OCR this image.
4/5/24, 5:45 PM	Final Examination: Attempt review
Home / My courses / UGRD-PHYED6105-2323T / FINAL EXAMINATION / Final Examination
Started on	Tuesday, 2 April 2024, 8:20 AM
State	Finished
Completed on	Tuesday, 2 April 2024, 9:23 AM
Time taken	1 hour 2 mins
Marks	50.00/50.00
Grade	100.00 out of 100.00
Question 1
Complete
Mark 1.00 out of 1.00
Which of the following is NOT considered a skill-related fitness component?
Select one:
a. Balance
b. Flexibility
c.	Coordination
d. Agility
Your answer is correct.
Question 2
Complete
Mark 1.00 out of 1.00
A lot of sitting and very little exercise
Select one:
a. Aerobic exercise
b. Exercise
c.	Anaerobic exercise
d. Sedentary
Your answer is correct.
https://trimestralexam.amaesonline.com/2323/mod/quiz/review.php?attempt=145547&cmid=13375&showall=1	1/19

══════

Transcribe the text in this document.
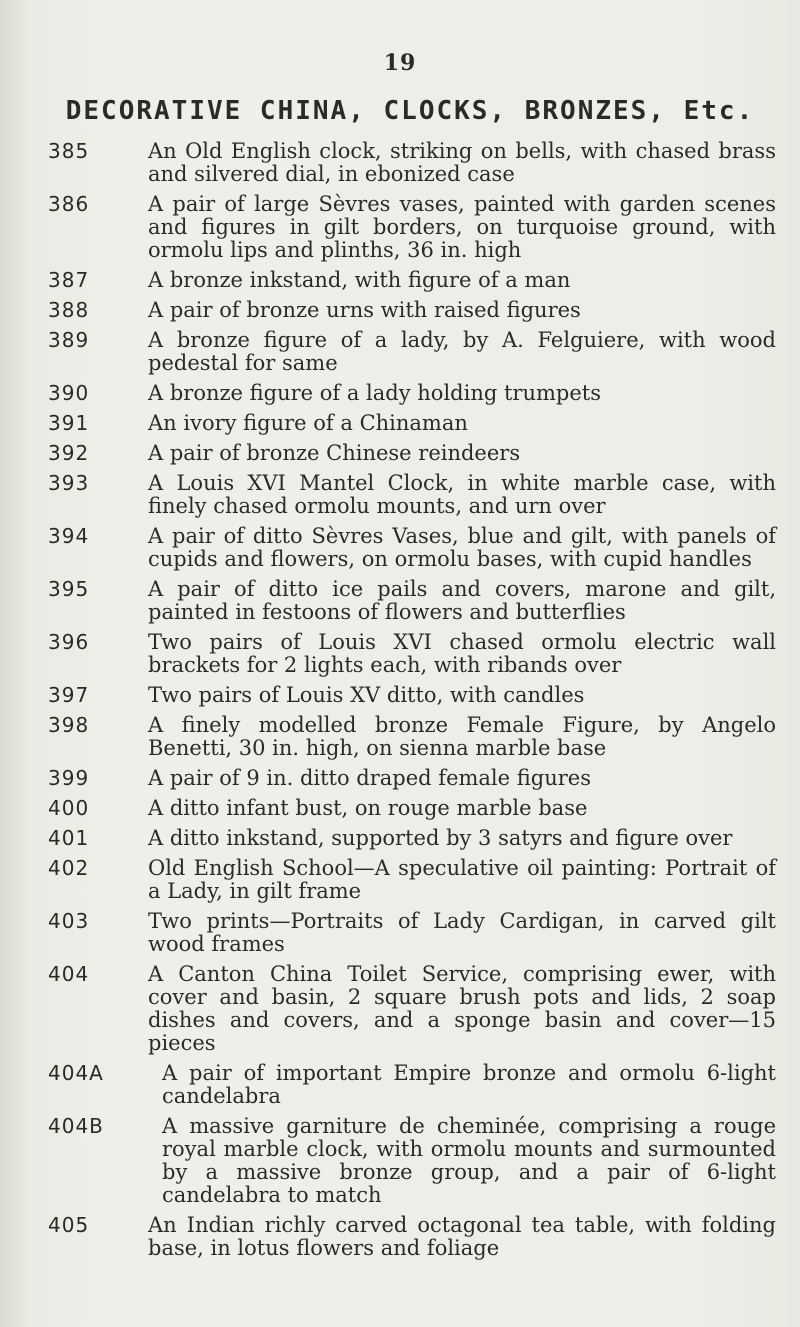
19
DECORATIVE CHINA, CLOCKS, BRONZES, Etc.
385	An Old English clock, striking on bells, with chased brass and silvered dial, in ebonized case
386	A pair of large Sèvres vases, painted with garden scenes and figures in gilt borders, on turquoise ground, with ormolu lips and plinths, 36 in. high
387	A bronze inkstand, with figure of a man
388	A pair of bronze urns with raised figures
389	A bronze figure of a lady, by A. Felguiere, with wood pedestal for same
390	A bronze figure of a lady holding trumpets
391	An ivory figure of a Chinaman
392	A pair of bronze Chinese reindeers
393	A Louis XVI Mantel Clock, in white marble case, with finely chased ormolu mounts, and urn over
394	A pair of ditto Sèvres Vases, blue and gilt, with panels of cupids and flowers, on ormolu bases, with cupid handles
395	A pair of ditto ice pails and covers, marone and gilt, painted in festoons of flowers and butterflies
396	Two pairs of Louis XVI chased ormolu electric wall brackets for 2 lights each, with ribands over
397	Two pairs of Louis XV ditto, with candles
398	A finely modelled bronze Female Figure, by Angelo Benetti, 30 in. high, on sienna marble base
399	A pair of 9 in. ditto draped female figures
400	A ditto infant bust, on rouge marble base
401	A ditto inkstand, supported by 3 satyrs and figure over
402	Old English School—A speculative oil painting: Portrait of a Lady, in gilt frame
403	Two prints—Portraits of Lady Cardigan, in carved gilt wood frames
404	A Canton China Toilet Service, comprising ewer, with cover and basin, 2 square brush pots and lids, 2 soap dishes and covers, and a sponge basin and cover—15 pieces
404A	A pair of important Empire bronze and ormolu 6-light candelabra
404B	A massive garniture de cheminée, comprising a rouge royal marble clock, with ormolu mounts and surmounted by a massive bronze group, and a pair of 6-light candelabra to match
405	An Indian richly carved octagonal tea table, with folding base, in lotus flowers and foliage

══════

**Set problem:**
Copy all lines from the material that contain "gilt".

**Reply:**
386	A pair of large Sèvres vases, painted with garden scenes and figures in gilt borders, on turquoise ground, with ormolu lips and plinths, 36 in. high
394	A pair of ditto Sèvres Vases, blue and gilt, with panels of cupids and flowers, on ormolu bases, with cupid handles
395	A pair of ditto ice pails and covers, marone and gilt, painted in festoons of flowers and butterflies
402	Old English School—A speculative oil painting: Portrait of a Lady, in gilt frame
403	Two prints—Portraits of Lady Cardigan, in carved gilt wood frames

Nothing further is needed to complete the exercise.